# WORK REQUIRED
Exactly reproduce each line of the listing that follows.

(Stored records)

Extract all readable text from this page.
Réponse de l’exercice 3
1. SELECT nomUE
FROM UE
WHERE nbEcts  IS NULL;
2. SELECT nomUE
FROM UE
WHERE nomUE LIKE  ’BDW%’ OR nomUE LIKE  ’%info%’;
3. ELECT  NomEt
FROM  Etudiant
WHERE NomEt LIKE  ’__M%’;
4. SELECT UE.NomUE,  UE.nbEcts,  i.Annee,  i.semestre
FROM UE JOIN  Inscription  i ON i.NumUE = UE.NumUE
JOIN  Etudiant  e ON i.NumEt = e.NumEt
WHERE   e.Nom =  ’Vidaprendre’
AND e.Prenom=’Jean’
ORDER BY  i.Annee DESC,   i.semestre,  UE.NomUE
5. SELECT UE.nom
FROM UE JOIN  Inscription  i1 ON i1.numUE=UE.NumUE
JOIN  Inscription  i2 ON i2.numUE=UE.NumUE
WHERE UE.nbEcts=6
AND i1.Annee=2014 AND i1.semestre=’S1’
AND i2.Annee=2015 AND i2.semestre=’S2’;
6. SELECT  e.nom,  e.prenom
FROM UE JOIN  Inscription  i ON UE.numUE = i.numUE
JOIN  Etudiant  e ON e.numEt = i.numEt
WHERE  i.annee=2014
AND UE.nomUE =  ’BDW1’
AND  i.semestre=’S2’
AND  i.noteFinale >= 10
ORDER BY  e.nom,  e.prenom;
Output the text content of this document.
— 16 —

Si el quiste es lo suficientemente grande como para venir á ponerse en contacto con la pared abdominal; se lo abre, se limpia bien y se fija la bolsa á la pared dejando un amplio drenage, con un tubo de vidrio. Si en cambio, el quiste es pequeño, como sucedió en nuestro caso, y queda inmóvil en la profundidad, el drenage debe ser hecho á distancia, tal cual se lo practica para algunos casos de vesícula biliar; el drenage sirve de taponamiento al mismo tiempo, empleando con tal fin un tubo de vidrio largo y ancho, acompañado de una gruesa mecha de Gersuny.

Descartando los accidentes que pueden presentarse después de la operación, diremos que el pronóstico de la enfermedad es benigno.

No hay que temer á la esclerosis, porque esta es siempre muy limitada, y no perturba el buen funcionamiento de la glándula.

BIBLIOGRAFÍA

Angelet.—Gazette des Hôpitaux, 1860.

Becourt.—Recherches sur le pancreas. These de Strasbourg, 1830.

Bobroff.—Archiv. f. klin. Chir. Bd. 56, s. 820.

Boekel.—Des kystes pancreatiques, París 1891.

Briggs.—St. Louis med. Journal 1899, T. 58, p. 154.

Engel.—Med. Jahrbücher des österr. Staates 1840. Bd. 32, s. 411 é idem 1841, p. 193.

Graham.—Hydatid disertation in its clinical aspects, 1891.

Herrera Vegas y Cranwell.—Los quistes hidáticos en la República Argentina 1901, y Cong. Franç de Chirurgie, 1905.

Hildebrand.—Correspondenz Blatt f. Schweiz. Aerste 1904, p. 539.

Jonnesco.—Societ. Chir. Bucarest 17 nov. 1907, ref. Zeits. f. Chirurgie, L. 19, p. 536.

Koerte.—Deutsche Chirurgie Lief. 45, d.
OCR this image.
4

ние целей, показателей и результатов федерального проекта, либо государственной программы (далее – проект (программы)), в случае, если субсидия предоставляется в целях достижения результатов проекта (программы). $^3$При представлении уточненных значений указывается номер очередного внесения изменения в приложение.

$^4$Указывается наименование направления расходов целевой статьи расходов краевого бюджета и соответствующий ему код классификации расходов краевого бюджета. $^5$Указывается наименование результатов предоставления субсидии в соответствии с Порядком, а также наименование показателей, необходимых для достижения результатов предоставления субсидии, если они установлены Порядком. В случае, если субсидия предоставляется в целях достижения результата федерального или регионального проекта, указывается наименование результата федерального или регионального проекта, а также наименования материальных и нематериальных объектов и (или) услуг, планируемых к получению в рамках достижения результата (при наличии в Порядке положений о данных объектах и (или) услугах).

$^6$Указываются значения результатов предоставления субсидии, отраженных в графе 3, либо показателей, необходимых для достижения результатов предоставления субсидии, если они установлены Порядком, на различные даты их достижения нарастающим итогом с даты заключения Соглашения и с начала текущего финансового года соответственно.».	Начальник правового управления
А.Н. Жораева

# RESULT BELOW
Extract all readable text from this page.
Réponse de l’exercice 3
1. SELECT nomUE
FROM UE
WHERE nbEcts  IS NULL;
2. SELECT nomUE
FROM UE
WHERE nomUE LIKE  ’BDW%’ OR nomUE LIKE  ’%info%’;
3. ELECT  NomEt
FROM  Etudiant
WHERE NomEt LIKE  ’__M%’;
4. SELECT UE.NomUE,  UE.nbEcts,  i.Annee,  i.semestre
FROM UE JOIN  Inscription  i ON i.NumUE = UE.NumUE
JOIN  Etudiant  e ON i.NumEt = e.NumEt
WHERE   e.Nom =  ’Vidaprendre’
AND e.Prenom=’Jean’
ORDER BY  i.Annee DESC,   i.semestre,  UE.NomUE
5. SELECT UE.nom
FROM UE JOIN  Inscription  i1 ON i1.numUE=UE.NumUE
JOIN  Inscription  i2 ON i2.numUE=UE.NumUE
WHERE UE.nbEcts=6
AND i1.Annee=2014 AND i1.semestre=’S1’
AND i2.Annee=2015 AND i2.semestre=’S2’;
6. SELECT  e.nom,  e.prenom
FROM UE JOIN  Inscription  i ON UE.numUE = i.numUE
JOIN  Etudiant  e ON e.numEt = i.numEt
WHERE  i.annee=2014
AND UE.nomUE =  ’BDW1’
AND  i.semestre=’S2’
AND  i.noteFinale >= 10
ORDER BY  e.nom,  e.prenom;
Output the text content of this document.
— 16 —

Si el quiste es lo suficientemente grande como para venir á ponerse en contacto con la pared abdominal; se lo abre, se limpia bien y se fija la bolsa á la pared dejando un amplio drenage, con un tubo de vidrio. Si en cambio, el quiste es pequeño, como sucedió en nuestro caso, y queda inmóvil en la profundidad, el drenage debe ser hecho á distancia, tal cual se lo practica para algunos casos de vesícula biliar; el drenage sirve de taponamiento al mismo tiempo, empleando con tal fin un tubo de vidrio largo y ancho, acompañado de una gruesa mecha de Gersuny.

Descartando los accidentes que pueden presentarse después de la operación, diremos que el pronóstico de la enfermedad es benigno.

No hay que temer á la esclerosis, porque esta es siempre muy limitada, y no perturba el buen funcionamiento de la glándula.

BIBLIOGRAFÍA

Angelet.—Gazette des Hôpitaux, 1860.

Becourt.—Recherches sur le pancreas. These de Strasbourg, 1830.

Bobroff.—Archiv. f. klin. Chir. Bd. 56, s. 820.

Boekel.—Des kystes pancreatiques, París 1891.

Briggs.—St. Louis med. Journal 1899, T. 58, p. 154.

Engel.—Med. Jahrbücher des österr. Staates 1840. Bd. 32, s. 411 é idem 1841, p. 193.

Graham.—Hydatid disertation in its clinical aspects, 1891.

Herrera Vegas y Cranwell.—Los quistes hidáticos en la República Argentina 1901, y Cong. Franç de Chirurgie, 1905.

Hildebrand.—Correspondenz Blatt f. Schweiz. Aerste 1904, p. 539.

Jonnesco.—Societ. Chir. Bucarest 17 nov. 1907, ref. Zeits. f. Chirurgie, L. 19, p. 536.

Koerte.—Deutsche Chirurgie Lief. 45, d.
OCR this image.
4

ние целей, показателей и результатов федерального проекта, либо государственной программы (далее – проект (программы)), в случае, если субсидия предоставляется в целях достижения результатов проекта (программы). $^3$При представлении уточненных значений указывается номер очередного внесения изменения в приложение.

$^4$Указывается наименование направления расходов целевой статьи расходов краевого бюджета и соответствующий ему код классификации расходов краевого бюджета. $^5$Указывается наименование результатов предоставления субсидии в соответствии с Порядком, а также наименование показателей, необходимых для достижения результатов предоставления субсидии, если они установлены Порядком. В случае, если субсидия предоставляется в целях достижения результата федерального или регионального проекта, указывается наименование результата федерального или регионального проекта, а также наименования материальных и нематериальных объектов и (или) услуг, планируемых к получению в рамках достижения результата (при наличии в Порядке положений о данных объектах и (или) услугах).

$^6$Указываются значения результатов предоставления субсидии, отраженных в графе 3, либо показателей, необходимых для достижения результатов предоставления субсидии, если они установлены Порядком, на различные даты их достижения нарастающим итогом с даты заключения Соглашения и с начала текущего финансового года соответственно.».	Начальник правового управления
А.Н. Жораева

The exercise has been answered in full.